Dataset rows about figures
####################

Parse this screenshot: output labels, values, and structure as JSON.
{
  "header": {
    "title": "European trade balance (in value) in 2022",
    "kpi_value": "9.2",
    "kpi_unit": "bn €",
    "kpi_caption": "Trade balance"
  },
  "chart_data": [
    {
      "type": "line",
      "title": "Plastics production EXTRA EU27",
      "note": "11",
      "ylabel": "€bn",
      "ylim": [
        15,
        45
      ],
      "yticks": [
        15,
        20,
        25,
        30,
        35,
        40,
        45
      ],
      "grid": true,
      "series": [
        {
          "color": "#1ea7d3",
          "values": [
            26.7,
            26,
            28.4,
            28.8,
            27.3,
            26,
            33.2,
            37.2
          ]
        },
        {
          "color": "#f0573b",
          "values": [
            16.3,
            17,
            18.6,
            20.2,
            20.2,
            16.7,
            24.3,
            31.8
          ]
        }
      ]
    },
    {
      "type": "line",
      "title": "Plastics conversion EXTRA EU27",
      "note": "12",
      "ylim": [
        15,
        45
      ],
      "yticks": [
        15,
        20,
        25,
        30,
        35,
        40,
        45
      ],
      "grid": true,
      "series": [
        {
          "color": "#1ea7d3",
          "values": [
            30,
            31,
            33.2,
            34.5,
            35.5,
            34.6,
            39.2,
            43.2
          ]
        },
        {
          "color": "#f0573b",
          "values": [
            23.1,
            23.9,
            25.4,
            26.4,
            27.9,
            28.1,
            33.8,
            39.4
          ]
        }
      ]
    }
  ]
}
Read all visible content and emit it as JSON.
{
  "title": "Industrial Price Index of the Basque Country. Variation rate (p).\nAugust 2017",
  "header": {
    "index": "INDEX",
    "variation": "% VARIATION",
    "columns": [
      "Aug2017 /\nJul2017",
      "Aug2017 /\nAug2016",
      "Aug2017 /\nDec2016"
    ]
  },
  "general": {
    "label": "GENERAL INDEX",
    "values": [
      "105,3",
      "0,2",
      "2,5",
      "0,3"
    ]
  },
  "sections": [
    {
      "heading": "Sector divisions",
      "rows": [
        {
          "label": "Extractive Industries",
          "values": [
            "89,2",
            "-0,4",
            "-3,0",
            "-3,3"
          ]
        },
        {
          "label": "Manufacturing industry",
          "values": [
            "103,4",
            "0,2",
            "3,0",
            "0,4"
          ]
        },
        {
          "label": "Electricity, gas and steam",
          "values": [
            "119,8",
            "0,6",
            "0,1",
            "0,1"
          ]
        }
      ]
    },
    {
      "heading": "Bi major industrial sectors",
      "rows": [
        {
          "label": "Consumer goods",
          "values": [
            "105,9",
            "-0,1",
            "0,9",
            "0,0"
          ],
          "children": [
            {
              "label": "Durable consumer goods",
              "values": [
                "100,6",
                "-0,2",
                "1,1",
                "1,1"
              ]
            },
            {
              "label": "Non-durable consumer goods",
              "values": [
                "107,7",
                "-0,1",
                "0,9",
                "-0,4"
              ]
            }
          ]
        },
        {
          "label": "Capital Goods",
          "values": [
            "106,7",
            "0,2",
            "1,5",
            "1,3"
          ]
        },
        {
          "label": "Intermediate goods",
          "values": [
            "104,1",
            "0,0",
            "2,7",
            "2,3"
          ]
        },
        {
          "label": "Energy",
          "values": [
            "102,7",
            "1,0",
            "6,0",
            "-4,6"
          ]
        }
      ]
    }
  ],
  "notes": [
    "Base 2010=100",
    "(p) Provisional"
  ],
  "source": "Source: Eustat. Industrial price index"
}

####################

» **TASK REQUIREMENTS**: Copy out every line from the records that has the word "balance".

» **OUTPUT OF THE TASK**:
    "title": "European trade balance (in value) in 2022",
    "kpi_caption": "Trade balance"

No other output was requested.